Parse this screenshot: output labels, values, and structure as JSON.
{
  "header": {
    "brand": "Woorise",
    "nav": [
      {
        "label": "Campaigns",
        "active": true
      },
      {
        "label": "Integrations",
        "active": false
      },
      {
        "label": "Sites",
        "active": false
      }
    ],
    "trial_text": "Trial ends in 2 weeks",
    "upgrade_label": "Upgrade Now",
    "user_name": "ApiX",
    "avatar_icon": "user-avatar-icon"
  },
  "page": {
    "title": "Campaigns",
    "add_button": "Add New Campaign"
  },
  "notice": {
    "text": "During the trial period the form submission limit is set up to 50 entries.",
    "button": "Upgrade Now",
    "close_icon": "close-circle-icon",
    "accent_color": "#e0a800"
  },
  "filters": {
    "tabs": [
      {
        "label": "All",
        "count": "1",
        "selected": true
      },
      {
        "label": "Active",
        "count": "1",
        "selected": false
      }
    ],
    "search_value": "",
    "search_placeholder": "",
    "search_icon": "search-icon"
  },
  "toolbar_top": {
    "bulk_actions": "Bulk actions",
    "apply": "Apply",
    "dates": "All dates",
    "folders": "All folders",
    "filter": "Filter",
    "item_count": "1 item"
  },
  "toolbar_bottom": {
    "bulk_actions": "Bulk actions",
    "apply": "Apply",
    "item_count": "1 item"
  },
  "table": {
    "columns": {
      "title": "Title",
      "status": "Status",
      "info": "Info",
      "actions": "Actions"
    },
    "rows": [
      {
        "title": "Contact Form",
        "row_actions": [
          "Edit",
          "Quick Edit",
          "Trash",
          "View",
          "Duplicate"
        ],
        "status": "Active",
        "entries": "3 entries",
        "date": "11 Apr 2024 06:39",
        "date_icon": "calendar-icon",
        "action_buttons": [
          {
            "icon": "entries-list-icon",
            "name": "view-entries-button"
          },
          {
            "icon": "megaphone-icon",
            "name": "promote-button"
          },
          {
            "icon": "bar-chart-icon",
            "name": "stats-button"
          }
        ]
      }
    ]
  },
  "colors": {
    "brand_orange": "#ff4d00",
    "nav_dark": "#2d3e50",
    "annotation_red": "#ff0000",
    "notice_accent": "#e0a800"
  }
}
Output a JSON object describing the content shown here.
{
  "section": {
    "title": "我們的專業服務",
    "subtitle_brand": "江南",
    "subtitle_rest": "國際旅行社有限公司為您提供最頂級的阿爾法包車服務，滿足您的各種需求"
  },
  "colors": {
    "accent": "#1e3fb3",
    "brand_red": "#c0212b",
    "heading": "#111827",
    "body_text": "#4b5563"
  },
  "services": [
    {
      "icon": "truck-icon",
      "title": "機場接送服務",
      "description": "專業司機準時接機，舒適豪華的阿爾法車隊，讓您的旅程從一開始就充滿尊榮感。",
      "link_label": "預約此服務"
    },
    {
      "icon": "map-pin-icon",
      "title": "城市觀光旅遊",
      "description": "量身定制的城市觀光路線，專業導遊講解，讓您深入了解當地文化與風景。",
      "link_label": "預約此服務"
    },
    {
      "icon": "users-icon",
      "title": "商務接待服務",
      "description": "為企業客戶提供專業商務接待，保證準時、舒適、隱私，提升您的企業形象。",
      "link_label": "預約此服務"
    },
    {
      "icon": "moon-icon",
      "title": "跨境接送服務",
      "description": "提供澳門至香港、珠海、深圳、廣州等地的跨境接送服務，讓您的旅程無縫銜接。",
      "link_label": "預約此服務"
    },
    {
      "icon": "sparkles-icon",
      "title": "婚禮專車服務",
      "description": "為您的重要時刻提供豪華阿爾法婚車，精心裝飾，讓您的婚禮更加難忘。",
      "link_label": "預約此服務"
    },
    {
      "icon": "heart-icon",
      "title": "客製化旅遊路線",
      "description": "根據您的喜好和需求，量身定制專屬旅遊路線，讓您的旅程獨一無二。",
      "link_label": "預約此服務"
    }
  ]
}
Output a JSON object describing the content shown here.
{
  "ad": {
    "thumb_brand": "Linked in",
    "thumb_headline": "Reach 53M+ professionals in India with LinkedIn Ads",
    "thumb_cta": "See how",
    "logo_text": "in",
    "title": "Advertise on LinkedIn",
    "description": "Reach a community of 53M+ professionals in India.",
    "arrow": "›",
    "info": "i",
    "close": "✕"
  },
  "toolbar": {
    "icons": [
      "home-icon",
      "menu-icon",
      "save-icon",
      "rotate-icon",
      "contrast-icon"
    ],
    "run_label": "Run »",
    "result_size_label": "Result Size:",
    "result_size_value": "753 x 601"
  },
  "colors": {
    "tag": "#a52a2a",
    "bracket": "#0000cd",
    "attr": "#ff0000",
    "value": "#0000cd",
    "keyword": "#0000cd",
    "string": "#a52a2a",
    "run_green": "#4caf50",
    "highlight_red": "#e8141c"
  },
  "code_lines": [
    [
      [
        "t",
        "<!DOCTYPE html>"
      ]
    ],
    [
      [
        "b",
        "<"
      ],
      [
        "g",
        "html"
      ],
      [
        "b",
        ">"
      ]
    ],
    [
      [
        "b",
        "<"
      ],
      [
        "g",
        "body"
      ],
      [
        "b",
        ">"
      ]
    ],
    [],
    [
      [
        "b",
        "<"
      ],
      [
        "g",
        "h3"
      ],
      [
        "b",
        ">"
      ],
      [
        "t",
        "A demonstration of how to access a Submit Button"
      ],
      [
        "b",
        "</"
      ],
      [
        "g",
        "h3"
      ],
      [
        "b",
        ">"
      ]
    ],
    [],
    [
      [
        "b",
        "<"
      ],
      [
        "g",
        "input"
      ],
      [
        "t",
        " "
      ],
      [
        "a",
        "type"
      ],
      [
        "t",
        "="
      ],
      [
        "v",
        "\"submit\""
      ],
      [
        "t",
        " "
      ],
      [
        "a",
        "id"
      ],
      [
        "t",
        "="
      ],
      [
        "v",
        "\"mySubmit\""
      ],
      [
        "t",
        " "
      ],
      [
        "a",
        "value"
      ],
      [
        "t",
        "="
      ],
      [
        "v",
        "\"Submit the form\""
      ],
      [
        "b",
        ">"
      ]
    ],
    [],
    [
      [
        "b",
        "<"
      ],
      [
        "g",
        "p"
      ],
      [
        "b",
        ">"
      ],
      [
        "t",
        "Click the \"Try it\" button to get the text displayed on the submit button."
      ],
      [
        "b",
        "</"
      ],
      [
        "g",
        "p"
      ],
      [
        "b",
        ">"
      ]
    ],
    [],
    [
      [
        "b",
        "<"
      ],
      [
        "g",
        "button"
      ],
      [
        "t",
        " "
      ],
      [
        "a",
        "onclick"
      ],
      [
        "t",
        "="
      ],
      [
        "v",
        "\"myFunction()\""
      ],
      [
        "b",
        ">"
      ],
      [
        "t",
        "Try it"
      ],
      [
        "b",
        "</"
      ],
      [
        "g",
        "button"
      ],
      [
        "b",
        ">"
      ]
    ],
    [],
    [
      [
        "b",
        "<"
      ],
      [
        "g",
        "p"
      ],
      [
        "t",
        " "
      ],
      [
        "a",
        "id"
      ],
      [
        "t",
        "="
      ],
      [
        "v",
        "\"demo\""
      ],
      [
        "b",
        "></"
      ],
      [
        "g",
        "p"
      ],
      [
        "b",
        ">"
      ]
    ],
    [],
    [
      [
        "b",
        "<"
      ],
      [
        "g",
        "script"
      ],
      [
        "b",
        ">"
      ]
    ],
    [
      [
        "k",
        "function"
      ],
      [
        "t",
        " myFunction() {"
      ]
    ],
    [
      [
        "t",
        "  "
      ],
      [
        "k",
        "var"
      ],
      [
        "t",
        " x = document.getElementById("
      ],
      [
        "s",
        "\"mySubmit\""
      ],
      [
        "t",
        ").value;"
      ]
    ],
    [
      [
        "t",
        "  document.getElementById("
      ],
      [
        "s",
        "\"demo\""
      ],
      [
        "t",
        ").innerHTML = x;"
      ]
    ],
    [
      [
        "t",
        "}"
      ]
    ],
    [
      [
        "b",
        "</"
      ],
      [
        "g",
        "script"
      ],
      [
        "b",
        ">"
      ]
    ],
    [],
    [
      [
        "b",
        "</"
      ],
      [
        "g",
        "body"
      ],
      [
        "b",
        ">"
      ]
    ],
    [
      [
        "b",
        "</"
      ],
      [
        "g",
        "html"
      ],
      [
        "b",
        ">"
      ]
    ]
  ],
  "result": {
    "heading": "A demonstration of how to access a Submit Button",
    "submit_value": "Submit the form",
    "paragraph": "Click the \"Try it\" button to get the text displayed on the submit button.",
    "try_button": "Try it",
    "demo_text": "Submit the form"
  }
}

● ● ●

**SET TASK:**
Show every line in the records above that contains the word "demonstration".

**OUTPUT:**
        "A demonstration of how to access a Submit Button"
    "heading": "A demonstration of how to access a Submit Button",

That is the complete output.